AIM OF THE EXERCISE. Write out the listing exactly as it is given.

DATA ENTRIES.
-=-=-=-=-
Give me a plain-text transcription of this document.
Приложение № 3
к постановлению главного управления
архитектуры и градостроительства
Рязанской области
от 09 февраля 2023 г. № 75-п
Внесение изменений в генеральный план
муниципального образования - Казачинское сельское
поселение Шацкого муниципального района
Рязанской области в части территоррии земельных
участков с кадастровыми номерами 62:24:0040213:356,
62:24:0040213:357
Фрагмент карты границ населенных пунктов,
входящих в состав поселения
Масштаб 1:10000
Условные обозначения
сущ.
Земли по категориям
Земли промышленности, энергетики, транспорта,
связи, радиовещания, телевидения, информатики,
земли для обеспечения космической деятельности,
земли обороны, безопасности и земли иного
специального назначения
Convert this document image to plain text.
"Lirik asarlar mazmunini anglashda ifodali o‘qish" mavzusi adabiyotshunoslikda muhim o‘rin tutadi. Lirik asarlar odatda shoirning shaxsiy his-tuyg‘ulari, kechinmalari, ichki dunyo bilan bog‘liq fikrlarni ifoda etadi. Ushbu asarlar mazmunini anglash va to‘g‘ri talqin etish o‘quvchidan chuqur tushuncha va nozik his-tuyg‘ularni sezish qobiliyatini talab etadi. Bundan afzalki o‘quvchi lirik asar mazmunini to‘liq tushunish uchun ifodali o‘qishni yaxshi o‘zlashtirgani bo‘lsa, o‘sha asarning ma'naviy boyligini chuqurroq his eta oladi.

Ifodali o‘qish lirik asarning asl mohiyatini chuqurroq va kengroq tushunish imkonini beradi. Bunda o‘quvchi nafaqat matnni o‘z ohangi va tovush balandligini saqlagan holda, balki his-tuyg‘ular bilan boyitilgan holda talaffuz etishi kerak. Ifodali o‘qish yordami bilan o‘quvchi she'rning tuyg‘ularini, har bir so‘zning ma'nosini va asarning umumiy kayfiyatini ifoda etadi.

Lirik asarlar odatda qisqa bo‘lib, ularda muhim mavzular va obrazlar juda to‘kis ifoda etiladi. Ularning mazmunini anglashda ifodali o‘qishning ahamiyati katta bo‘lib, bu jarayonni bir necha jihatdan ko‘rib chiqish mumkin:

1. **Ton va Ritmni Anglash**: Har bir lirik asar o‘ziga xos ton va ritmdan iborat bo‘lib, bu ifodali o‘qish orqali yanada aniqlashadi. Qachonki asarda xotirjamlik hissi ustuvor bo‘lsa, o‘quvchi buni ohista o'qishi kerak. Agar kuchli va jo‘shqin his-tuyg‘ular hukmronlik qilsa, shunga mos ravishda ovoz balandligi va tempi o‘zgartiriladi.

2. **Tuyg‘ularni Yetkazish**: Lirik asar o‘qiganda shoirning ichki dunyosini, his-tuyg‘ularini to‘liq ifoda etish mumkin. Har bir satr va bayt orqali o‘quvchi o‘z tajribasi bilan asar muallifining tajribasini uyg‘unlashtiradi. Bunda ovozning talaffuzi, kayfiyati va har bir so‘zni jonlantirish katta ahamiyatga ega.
-=-=-=-=-
THE RESULT.
Give me a plain-text transcription of this document.
Приложение № 3
к постановлению главного управления
архитектуры и градостроительства
Рязанской области
от 09 февраля 2023 г. № 75-п
Внесение изменений в генеральный план
муниципального образования - Казачинское сельское
поселение Шацкого муниципального района
Рязанской области в части территоррии земельных
участков с кадастровыми номерами 62:24:0040213:356,
62:24:0040213:357
Фрагмент карты границ населенных пунктов,
входящих в состав поселения
Масштаб 1:10000
Условные обозначения
сущ.
Земли по категориям
Земли промышленности, энергетики, транспорта,
связи, радиовещания, телевидения, информатики,
земли для обеспечения космической деятельности,
земли обороны, безопасности и земли иного
специального назначения
Convert this document image to plain text.
"Lirik asarlar mazmunini anglashda ifodali o‘qish" mavzusi adabiyotshunoslikda muhim o‘rin tutadi. Lirik asarlar odatda shoirning shaxsiy his-tuyg‘ulari, kechinmalari, ichki dunyo bilan bog‘liq fikrlarni ifoda etadi. Ushbu asarlar mazmunini anglash va to‘g‘ri talqin etish o‘quvchidan chuqur tushuncha va nozik his-tuyg‘ularni sezish qobiliyatini talab etadi. Bundan afzalki o‘quvchi lirik asar mazmunini to‘liq tushunish uchun ifodali o‘qishni yaxshi o‘zlashtirgani bo‘lsa, o‘sha asarning ma'naviy boyligini chuqurroq his eta oladi.

Ifodali o‘qish lirik asarning asl mohiyatini chuqurroq va kengroq tushunish imkonini beradi. Bunda o‘quvchi nafaqat matnni o‘z ohangi va tovush balandligini saqlagan holda, balki his-tuyg‘ular bilan boyitilgan holda talaffuz etishi kerak. Ifodali o‘qish yordami bilan o‘quvchi she'rning tuyg‘ularini, har bir so‘zning ma'nosini va asarning umumiy kayfiyatini ifoda etadi.

Lirik asarlar odatda qisqa bo‘lib, ularda muhim mavzular va obrazlar juda to‘kis ifoda etiladi. Ularning mazmunini anglashda ifodali o‘qishning ahamiyati katta bo‘lib, bu jarayonni bir necha jihatdan ko‘rib chiqish mumkin:

1. **Ton va Ritmni Anglash**: Har bir lirik asar o‘ziga xos ton va ritmdan iborat bo‘lib, bu ifodali o‘qish orqali yanada aniqlashadi. Qachonki asarda xotirjamlik hissi ustuvor bo‘lsa, o‘quvchi buni ohista o'qishi kerak. Agar kuchli va jo‘shqin his-tuyg‘ular hukmronlik qilsa, shunga mos ravishda ovoz balandligi va tempi o‘zgartiriladi.

2. **Tuyg‘ularni Yetkazish**: Lirik asar o‘qiganda shoirning ichki dunyosini, his-tuyg‘ularini to‘liq ifoda etish mumkin. Har bir satr va bayt orqali o‘quvchi o‘z tajribasi bilan asar muallifining tajribasini uyg‘unlashtiradi. Bunda ovozning talaffuzi, kayfiyati va har bir so‘zni jonlantirish katta ahamiyatga ega.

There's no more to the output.